→ **Your instructions**: Reproduce the data with each instance of "memory-stat" changed to "memory-metric" and everything else left as is. Omit the pictures from your answer.
*****
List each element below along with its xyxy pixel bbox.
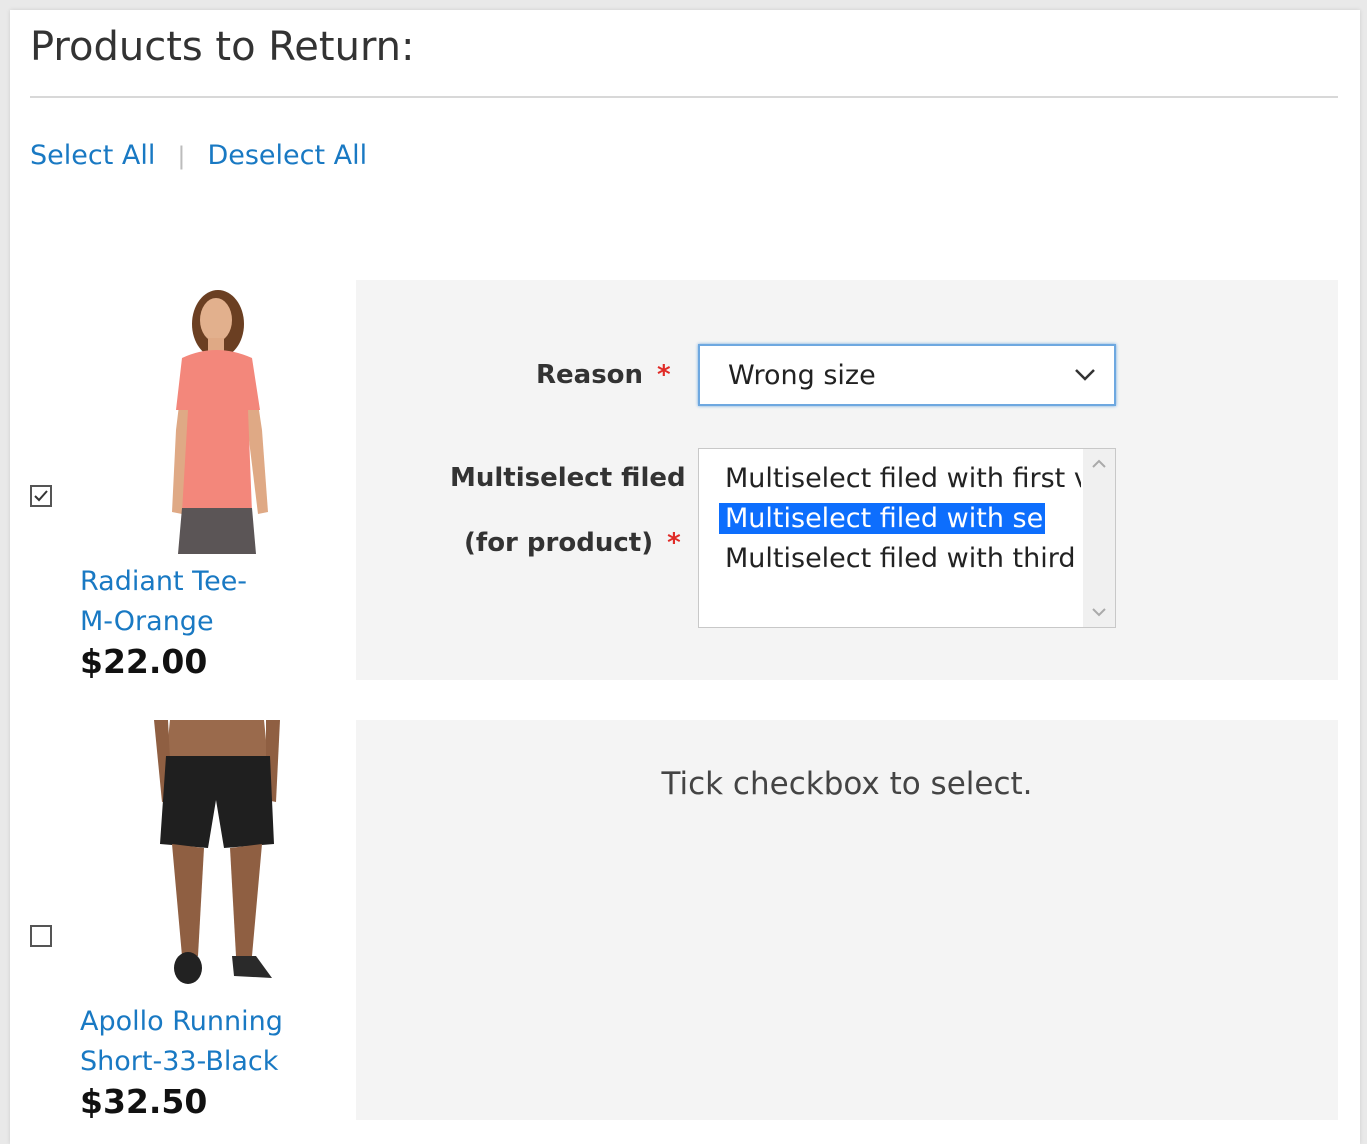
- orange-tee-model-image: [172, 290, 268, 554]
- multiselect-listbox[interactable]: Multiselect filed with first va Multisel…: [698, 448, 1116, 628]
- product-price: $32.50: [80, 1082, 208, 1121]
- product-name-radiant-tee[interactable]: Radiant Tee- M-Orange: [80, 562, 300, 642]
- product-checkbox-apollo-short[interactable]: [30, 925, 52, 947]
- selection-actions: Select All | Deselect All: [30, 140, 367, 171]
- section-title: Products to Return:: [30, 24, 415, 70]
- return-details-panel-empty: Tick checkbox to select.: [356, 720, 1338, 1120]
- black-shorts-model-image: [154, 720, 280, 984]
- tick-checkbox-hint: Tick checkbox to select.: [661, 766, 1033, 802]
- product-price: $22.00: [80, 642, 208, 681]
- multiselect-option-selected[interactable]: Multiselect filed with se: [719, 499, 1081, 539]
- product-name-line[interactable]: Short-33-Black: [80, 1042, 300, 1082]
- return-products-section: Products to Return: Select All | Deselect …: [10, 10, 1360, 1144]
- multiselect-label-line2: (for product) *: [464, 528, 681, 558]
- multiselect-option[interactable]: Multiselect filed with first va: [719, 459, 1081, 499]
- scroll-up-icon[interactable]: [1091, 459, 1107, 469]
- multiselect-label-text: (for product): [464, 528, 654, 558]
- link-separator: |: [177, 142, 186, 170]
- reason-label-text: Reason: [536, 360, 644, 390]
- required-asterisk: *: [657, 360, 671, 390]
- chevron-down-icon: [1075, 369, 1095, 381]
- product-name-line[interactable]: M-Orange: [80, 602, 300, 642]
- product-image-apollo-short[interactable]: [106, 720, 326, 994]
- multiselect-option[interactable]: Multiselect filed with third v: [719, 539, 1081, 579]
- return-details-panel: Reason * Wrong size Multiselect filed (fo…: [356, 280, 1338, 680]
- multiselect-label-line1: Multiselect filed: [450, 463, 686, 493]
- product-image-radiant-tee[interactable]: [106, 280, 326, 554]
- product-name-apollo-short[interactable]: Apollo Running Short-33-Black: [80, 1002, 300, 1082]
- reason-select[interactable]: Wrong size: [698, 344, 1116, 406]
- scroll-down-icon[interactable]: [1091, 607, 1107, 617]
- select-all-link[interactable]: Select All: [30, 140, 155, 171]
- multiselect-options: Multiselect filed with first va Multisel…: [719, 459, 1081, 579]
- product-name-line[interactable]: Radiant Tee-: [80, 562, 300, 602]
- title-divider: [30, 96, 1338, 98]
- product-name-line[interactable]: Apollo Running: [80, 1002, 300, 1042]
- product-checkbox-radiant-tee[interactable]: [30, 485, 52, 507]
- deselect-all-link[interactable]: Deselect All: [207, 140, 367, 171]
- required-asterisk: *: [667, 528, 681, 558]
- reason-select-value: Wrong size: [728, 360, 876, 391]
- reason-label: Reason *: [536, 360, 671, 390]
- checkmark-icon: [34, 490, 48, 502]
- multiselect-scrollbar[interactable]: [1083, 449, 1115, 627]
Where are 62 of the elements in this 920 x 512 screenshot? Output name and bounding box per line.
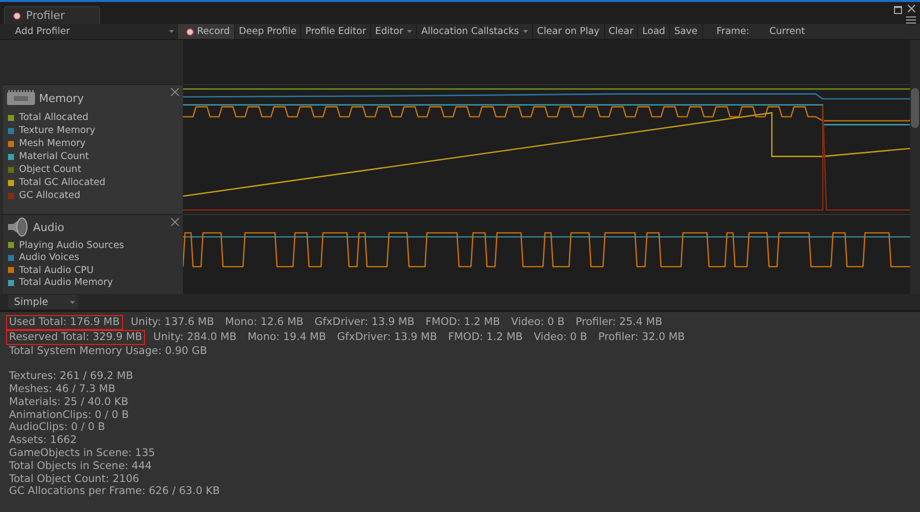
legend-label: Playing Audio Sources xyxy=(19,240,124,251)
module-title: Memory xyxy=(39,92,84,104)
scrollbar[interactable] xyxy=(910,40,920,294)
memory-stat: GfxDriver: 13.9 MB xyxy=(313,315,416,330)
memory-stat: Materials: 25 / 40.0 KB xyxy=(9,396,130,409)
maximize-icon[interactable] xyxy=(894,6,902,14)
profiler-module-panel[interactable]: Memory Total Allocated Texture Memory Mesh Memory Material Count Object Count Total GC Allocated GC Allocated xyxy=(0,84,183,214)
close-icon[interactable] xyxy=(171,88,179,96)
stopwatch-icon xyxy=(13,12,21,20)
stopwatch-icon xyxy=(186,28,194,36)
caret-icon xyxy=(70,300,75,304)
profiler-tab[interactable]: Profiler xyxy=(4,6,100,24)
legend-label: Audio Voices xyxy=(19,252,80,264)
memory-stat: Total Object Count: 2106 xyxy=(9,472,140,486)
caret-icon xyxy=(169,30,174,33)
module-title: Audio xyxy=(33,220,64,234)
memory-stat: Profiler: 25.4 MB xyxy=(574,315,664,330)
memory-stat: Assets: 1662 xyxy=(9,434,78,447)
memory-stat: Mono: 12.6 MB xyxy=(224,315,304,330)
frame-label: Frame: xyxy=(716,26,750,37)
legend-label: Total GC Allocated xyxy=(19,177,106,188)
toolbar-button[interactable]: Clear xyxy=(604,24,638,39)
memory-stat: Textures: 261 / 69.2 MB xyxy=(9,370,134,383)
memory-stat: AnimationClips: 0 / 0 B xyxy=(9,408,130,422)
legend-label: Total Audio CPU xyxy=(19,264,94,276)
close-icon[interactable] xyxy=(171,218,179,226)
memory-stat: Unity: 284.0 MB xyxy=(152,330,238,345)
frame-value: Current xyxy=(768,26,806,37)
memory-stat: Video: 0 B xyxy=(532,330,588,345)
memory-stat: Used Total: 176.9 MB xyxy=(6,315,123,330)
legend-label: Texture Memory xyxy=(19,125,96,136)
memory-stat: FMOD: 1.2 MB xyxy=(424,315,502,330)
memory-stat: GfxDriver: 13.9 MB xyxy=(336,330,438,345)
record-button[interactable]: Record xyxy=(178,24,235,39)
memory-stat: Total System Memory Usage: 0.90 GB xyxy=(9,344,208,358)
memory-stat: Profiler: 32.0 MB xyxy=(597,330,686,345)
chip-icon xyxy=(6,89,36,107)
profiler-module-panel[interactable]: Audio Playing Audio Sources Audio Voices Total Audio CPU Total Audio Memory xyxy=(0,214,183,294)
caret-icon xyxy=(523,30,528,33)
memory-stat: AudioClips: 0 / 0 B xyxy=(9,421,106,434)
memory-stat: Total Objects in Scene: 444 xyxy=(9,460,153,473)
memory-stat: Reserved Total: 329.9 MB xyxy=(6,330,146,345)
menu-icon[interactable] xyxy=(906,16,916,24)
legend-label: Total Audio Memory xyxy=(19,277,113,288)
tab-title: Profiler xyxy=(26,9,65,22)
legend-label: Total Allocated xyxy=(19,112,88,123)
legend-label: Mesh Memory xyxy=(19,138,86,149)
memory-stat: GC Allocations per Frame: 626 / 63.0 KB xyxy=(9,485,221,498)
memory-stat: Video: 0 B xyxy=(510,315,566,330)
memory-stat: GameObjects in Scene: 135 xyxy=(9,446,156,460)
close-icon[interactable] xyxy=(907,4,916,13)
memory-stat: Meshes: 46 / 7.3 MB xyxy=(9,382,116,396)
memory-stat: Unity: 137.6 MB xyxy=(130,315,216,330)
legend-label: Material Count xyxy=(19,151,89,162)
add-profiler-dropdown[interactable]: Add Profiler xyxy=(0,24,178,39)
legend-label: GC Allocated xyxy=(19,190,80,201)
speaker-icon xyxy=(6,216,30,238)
*****
→ **Problem solution**:
List each element below along with its xyxy pixel bbox.
- orange-tee-model-image: [172, 290, 268, 554]
- multiselect-listbox[interactable]: Multiselect filed with first va Multisel…: [698, 448, 1116, 628]
- product-price: $32.50: [80, 1082, 208, 1121]
- product-name-radiant-tee[interactable]: Radiant Tee- M-Orange: [80, 562, 300, 642]
- product-checkbox-apollo-short[interactable]: [30, 925, 52, 947]
- selection-actions: Select All | Deselect All: [30, 140, 367, 171]
- section-title: Products to Return:: [30, 24, 415, 70]
- return-details-panel-empty: Tick checkbox to select.: [356, 720, 1338, 1120]
- black-shorts-model-image: [154, 720, 280, 984]
- tick-checkbox-hint: Tick checkbox to select.: [661, 766, 1033, 802]
- product-price: $22.00: [80, 642, 208, 681]
- multiselect-option-selected[interactable]: Multiselect filed with se: [719, 499, 1081, 539]
- product-name-line[interactable]: Short-33-Black: [80, 1042, 300, 1082]
- return-products-section: Products to Return: Select All | Deselect …: [10, 10, 1360, 1144]
- multiselect-label-line2: (for product) *: [464, 528, 681, 558]
- multiselect-option[interactable]: Multiselect filed with first va: [719, 459, 1081, 499]
- scroll-up-icon[interactable]: [1091, 459, 1107, 469]
- multiselect-label-text: (for product): [464, 528, 654, 558]
- link-separator: |: [177, 142, 186, 170]
- reason-label-text: Reason: [536, 360, 644, 390]
- required-asterisk: *: [657, 360, 671, 390]
- chevron-down-icon: [1075, 369, 1095, 381]
- product-name-line[interactable]: M-Orange: [80, 602, 300, 642]
- product-image-apollo-short[interactable]: [106, 720, 326, 994]
- multiselect-option[interactable]: Multiselect filed with third v: [719, 539, 1081, 579]
- return-details-panel: Reason * Wrong size Multiselect filed (fo…: [356, 280, 1338, 680]
- multiselect-label-line1: Multiselect filed: [450, 463, 686, 493]
- product-image-radiant-tee[interactable]: [106, 280, 326, 554]
- product-name-apollo-short[interactable]: Apollo Running Short-33-Black: [80, 1002, 300, 1082]
- reason-select[interactable]: Wrong size: [698, 344, 1116, 406]
- scroll-down-icon[interactable]: [1091, 607, 1107, 617]
- select-all-link[interactable]: Select All: [30, 140, 155, 171]
- multiselect-options: Multiselect filed with first va Multisel…: [719, 459, 1081, 579]
- product-name-line[interactable]: Radiant Tee-: [80, 562, 300, 602]
- title-divider: [30, 96, 1338, 98]
- product-name-line[interactable]: Apollo Running: [80, 1002, 300, 1042]
- product-checkbox-radiant-tee[interactable]: [30, 485, 52, 507]
- deselect-all-link[interactable]: Deselect All: [207, 140, 367, 171]
- required-asterisk: *: [667, 528, 681, 558]
- reason-select-value: Wrong size: [728, 360, 876, 391]
- reason-label: Reason *: [536, 360, 671, 390]
- checkmark-icon: [34, 490, 48, 502]
- multiselect-scrollbar[interactable]: [1083, 449, 1115, 627]
Where are 62 of the elements in this 920 x 512 screenshot? Output name and bounding box per line.
legend-label: Playing Audio Sources xyxy=(19,240,124,251)
module-title: Memory xyxy=(39,92,84,104)
scrollbar[interactable] xyxy=(910,40,920,294)
memory-metric: GfxDriver: 13.9 MB xyxy=(313,315,416,330)
memory-metric: Materials: 25 / 40.0 KB xyxy=(9,396,130,409)
maximize-icon[interactable] xyxy=(894,6,902,14)
profiler-module-panel[interactable]: Memory Total Allocated Texture Memory Mesh Memory Material Count Object Count Total GC Allocated GC Allocated xyxy=(0,84,183,214)
close-icon[interactable] xyxy=(171,88,179,96)
stopwatch-icon xyxy=(13,12,21,20)
stopwatch-icon xyxy=(186,28,194,36)
caret-icon xyxy=(70,300,75,304)
profiler-tab[interactable]: Profiler xyxy=(4,6,100,24)
legend-label: Audio Voices xyxy=(19,252,80,264)
memory-metric: Total Object Count: 2106 xyxy=(9,472,140,486)
caret-icon xyxy=(169,30,174,33)
module-title: Audio xyxy=(33,220,64,234)
memory-metric: Profiler: 25.4 MB xyxy=(574,315,664,330)
memory-metric: Assets: 1662 xyxy=(9,434,78,447)
memory-metric: Mono: 12.6 MB xyxy=(224,315,304,330)
frame-label: Frame: xyxy=(716,26,750,37)
legend-label: Total GC Allocated xyxy=(19,177,106,188)
toolbar-button[interactable]: Clear xyxy=(604,24,638,39)
memory-metric: Textures: 261 / 69.2 MB xyxy=(9,370,134,383)
memory-metric: AnimationClips: 0 / 0 B xyxy=(9,408,130,422)
legend-label: Total Audio CPU xyxy=(19,264,94,276)
close-icon[interactable] xyxy=(171,218,179,226)
memory-metric: Unity: 284.0 MB xyxy=(152,330,238,345)
frame-value: Current xyxy=(768,26,806,37)
memory-metric: Video: 0 B xyxy=(532,330,588,345)
memory-metric: Used Total: 176.9 MB xyxy=(6,315,123,330)
legend-label: Texture Memory xyxy=(19,125,96,136)
memory-metric: FMOD: 1.2 MB xyxy=(424,315,502,330)
memory-metric: GfxDriver: 13.9 MB xyxy=(336,330,438,345)
record-button[interactable]: Record xyxy=(178,24,235,39)
memory-metric: Total System Memory Usage: 0.90 GB xyxy=(9,344,208,358)
memory-metric: Profiler: 32.0 MB xyxy=(597,330,686,345)
chip-icon xyxy=(6,89,36,107)
profiler-module-panel[interactable]: Audio Playing Audio Sources Audio Voices Total Audio CPU Total Audio Memory xyxy=(0,214,183,294)
caret-icon xyxy=(523,30,528,33)
memory-metric: AudioClips: 0 / 0 B xyxy=(9,421,106,434)
memory-metric: Total Objects in Scene: 444 xyxy=(9,460,153,473)
memory-metric: Reserved Total: 329.9 MB xyxy=(6,330,146,345)
menu-icon[interactable] xyxy=(906,16,916,24)
legend-label: Total Audio Memory xyxy=(19,277,113,288)
tab-title: Profiler xyxy=(26,9,65,22)
legend-label: Total Allocated xyxy=(19,112,88,123)
legend-label: Mesh Memory xyxy=(19,138,86,149)
memory-metric: GC Allocations per Frame: 626 / 63.0 KB xyxy=(9,485,221,498)
memory-metric: Video: 0 B xyxy=(510,315,566,330)
memory-metric: GameObjects in Scene: 135 xyxy=(9,446,156,460)
close-icon[interactable] xyxy=(907,4,916,13)
memory-metric: Meshes: 46 / 7.3 MB xyxy=(9,382,116,396)
memory-metric: Unity: 137.6 MB xyxy=(130,315,216,330)
legend-label: Material Count xyxy=(19,151,89,162)
add-profiler-dropdown[interactable]: Add Profiler xyxy=(0,24,178,39)
legend-label: GC Allocated xyxy=(19,190,80,201)
speaker-icon xyxy=(6,216,30,238)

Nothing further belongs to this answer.